*Data for this task*.
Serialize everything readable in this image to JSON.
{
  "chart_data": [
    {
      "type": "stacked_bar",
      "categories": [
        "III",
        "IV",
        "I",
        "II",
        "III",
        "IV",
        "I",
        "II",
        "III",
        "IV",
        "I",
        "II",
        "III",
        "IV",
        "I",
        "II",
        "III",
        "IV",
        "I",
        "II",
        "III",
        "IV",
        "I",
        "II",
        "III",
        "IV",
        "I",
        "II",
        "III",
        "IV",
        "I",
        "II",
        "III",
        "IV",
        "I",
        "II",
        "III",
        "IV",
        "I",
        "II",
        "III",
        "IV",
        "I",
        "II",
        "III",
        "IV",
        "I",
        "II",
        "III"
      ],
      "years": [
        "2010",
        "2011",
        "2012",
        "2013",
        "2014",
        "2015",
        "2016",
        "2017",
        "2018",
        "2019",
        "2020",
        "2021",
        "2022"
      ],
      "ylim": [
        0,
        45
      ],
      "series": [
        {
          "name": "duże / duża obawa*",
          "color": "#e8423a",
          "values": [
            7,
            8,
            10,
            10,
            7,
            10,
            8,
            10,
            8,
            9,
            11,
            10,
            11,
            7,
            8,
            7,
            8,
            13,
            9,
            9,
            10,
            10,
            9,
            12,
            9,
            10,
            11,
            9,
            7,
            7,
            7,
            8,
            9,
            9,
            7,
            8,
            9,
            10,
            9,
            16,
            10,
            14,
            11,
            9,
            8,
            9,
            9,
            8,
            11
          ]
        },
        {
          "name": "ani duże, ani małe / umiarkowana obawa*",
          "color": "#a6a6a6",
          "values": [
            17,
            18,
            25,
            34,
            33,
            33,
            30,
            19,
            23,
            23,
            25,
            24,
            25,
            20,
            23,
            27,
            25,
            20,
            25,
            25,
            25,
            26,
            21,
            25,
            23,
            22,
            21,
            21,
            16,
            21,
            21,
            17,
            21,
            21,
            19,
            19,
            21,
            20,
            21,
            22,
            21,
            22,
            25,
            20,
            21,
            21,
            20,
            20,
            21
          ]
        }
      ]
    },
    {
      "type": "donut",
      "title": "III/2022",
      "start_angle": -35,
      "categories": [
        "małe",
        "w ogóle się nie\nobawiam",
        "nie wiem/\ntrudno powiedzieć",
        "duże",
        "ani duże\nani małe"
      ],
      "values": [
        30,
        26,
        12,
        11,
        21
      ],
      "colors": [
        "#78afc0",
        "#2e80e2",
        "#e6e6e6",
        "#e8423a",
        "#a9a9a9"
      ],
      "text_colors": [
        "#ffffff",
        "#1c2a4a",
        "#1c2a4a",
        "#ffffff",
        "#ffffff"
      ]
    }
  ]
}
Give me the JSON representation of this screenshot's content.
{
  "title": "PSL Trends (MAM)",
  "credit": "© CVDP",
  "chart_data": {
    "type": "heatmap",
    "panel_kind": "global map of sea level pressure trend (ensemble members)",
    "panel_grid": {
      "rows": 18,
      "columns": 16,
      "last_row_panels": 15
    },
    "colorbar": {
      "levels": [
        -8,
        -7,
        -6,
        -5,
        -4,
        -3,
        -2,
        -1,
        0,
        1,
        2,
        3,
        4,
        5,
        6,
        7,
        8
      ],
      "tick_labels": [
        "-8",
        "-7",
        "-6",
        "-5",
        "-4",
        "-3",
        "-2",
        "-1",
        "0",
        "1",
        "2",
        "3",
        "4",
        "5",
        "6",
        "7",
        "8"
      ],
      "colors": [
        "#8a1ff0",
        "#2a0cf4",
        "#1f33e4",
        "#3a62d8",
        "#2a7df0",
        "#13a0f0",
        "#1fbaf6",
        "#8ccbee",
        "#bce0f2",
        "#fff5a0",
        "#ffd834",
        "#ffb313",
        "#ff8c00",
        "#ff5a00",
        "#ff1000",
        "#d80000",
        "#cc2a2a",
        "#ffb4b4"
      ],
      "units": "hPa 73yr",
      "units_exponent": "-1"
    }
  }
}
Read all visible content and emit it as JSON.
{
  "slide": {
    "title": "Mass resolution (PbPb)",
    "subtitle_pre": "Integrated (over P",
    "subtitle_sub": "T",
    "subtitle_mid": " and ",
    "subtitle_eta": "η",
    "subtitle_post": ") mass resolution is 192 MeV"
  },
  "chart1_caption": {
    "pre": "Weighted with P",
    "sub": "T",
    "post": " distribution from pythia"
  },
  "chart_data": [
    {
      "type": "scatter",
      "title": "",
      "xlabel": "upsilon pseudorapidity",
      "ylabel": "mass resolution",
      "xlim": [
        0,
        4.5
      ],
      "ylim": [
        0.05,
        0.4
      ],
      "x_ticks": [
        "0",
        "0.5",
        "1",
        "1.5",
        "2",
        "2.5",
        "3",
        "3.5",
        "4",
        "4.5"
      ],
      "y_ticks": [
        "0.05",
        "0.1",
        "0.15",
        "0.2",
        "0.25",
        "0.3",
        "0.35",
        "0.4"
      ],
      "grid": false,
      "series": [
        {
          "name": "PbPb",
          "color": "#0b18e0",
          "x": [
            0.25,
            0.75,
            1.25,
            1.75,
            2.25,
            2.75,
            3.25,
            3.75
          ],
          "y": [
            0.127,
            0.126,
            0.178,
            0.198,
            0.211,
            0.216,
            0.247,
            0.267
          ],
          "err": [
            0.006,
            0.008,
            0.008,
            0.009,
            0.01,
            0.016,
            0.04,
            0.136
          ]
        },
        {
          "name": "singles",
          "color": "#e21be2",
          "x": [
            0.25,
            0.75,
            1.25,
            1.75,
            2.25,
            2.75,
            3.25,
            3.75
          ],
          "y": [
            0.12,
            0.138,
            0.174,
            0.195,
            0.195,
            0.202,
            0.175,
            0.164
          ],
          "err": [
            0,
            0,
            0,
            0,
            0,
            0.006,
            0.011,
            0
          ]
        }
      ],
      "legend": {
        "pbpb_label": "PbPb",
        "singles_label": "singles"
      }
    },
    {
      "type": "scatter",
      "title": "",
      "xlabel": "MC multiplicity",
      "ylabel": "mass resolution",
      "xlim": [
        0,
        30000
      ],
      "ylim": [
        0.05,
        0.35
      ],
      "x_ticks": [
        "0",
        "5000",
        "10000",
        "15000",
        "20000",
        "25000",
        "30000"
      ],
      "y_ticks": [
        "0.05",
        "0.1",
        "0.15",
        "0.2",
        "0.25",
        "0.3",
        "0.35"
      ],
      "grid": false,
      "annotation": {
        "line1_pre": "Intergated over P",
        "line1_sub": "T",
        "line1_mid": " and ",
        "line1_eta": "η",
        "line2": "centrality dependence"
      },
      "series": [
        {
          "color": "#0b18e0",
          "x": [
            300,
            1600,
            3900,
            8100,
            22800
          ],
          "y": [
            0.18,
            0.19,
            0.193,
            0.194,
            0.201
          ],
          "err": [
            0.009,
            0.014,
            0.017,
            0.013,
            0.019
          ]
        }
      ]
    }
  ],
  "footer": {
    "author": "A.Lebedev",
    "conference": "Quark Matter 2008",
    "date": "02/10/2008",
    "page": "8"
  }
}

*Given exercise*. Find each line with the string "content" and copy it out.

*Result*.
Give me the JSON representation of this screenshot's content.
Read all visible content and emit it as JSON.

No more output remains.